Start of DOCUMENT PASSAGE

Whatever the case may be, I'm having a major brain fart. Usually it doesn't take me too long to summarize a work, but for whatever reason, my summarizing muse has flown the coop.

This has made me appreciate just how wonderful the art of summarizing can be, and this isn't because I just taught some of my students about it. Really. The ability to summarize is an art form in itself. It takes skill and practice. The ability to manipulate meaning with an economy of verbiage is something few possess. But those who summarize have no problems. They cut through the muck and dross of verbal diarrhea straight to the core, leaving it perfectly exposed for all to see. That is a true art of subtraction.

And I am without it, momentarily.

The thing you have to consider when summarizing a book is, what is most important? What does your potential reader need to know right now? What will drive them to purchase a copy of your work?

This of course, is one of the reasons why publishing houses have someone else other than the author write the summary. Authors aren't typically - uh, shall we say, objective? - about what will catch a reader's interest. Everything is important when you're talking about your creative baby. Everything is good! Except we all know this is complete and utter bullshit. So, publishing houses hire someone else to summarize the work - to package it, verbally, in two paragraphs or less in order to optimize interest and thereby maximize profits.

End of DOCUMENT PASSAGE
Start of DATA SECTION

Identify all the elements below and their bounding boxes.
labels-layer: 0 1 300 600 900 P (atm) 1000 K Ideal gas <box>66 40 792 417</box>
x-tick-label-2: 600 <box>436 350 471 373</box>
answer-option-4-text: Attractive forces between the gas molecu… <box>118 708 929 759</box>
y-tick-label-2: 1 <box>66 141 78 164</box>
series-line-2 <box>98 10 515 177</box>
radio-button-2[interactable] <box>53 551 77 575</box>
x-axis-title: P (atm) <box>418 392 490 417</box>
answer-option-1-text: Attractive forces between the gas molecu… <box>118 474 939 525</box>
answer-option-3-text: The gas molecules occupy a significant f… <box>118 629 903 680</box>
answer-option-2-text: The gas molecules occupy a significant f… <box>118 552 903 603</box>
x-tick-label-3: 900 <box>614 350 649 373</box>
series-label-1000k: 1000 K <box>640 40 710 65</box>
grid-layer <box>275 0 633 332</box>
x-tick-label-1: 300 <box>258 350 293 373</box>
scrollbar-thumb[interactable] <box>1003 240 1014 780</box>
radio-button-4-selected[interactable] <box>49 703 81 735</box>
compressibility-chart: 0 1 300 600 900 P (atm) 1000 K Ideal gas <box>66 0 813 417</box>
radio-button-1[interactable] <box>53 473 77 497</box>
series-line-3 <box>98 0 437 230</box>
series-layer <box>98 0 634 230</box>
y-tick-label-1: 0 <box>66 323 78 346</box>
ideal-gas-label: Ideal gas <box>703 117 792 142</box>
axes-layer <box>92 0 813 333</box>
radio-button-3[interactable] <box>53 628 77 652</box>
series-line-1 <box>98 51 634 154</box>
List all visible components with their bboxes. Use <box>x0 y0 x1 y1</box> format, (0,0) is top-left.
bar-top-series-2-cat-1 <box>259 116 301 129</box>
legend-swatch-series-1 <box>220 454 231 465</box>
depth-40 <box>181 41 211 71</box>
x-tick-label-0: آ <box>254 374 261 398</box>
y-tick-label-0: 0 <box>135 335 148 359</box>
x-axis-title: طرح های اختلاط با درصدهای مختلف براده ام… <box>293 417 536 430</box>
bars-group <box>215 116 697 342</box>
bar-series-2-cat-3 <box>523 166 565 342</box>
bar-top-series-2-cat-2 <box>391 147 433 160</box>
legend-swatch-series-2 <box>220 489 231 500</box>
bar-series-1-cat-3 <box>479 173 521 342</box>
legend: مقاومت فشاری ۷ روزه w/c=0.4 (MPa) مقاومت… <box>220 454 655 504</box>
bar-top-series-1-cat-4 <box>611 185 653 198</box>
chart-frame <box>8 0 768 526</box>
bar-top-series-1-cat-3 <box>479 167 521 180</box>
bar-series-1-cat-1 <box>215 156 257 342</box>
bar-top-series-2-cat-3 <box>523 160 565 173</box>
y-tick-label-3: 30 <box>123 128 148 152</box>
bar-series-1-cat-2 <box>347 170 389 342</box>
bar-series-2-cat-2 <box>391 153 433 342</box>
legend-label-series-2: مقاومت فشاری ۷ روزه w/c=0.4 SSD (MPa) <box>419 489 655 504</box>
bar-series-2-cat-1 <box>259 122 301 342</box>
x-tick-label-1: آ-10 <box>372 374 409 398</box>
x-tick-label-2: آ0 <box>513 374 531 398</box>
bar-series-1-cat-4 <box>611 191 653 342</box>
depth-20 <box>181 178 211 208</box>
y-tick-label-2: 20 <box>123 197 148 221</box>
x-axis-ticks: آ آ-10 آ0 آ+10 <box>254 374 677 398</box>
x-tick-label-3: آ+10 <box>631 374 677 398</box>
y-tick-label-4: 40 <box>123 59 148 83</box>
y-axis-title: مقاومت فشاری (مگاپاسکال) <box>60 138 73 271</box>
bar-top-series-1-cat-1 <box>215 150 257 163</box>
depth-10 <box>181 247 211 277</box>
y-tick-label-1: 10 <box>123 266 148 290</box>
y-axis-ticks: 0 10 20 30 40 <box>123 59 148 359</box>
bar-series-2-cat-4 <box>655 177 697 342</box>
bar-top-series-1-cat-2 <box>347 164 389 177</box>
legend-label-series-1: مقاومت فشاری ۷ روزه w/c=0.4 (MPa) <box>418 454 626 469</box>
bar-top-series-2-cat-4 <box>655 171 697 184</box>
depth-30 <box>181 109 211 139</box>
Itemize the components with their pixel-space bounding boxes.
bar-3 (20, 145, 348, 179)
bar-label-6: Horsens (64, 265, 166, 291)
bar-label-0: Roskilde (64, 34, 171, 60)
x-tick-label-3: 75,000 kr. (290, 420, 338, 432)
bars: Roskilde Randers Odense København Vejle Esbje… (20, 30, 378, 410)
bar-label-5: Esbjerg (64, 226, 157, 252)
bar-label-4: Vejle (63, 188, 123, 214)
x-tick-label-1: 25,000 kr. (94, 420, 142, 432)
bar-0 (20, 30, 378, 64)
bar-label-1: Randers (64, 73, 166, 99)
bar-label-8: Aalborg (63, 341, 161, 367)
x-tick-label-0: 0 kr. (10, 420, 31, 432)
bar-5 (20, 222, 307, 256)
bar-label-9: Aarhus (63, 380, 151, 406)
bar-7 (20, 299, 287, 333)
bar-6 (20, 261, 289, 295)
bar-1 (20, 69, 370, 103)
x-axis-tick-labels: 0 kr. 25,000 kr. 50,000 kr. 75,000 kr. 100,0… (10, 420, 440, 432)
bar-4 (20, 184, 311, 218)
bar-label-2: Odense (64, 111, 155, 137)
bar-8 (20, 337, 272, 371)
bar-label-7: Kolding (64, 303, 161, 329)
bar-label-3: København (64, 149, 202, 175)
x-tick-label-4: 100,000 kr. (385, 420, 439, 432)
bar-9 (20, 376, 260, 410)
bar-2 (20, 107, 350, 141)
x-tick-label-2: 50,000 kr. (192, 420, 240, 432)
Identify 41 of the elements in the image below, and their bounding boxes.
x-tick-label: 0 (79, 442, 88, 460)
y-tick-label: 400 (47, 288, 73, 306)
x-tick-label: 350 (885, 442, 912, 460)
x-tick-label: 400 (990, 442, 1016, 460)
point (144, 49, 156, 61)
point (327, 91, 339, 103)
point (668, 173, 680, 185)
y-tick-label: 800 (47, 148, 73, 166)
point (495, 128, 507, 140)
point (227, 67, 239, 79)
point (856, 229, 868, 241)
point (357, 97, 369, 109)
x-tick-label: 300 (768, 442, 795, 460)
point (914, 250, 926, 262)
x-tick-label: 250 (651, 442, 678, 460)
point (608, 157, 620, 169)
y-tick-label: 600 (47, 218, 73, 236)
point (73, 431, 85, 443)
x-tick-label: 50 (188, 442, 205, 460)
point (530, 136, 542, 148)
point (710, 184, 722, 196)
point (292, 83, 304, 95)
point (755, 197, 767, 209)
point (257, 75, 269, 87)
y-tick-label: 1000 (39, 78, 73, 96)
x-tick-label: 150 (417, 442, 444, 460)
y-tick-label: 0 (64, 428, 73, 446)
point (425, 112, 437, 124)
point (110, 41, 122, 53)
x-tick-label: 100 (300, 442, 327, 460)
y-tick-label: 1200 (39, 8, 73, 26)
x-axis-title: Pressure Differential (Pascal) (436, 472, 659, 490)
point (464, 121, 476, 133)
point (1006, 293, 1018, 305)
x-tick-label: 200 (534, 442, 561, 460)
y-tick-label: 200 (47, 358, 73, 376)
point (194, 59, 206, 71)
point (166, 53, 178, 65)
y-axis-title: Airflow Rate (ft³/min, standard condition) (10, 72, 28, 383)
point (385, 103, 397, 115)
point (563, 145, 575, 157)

End of DATA SECTION

EXERCISE TASK —
Extend the passage on the art of summarizing, picking up after its final sentence.

ANSWER —
The funny thing is, as authors, we do write at least one summary of our work once. Anyone who has written an agent query has written a summary, and if that person is at all smart, quite a good one.

This is the problem of a self-published author. We haven't necessarily written an agent query letter. We are our own publishing houses. There is no money to hire a young college graduate to package our books for profit maximization. So what do we do?

Well, you read your book. Then you read other jacket summaries of books similar to your own. Then you sort of copy the form using your wonderful story's content. Viola! You have a summary - in theory. That is unless you're like me at the moment, when I can't figure out what would be best to say and therefore keep staring at a blank text document. But, I'm sure it will come to me. I'm going to try and follow my own advice right now. Wish me luck!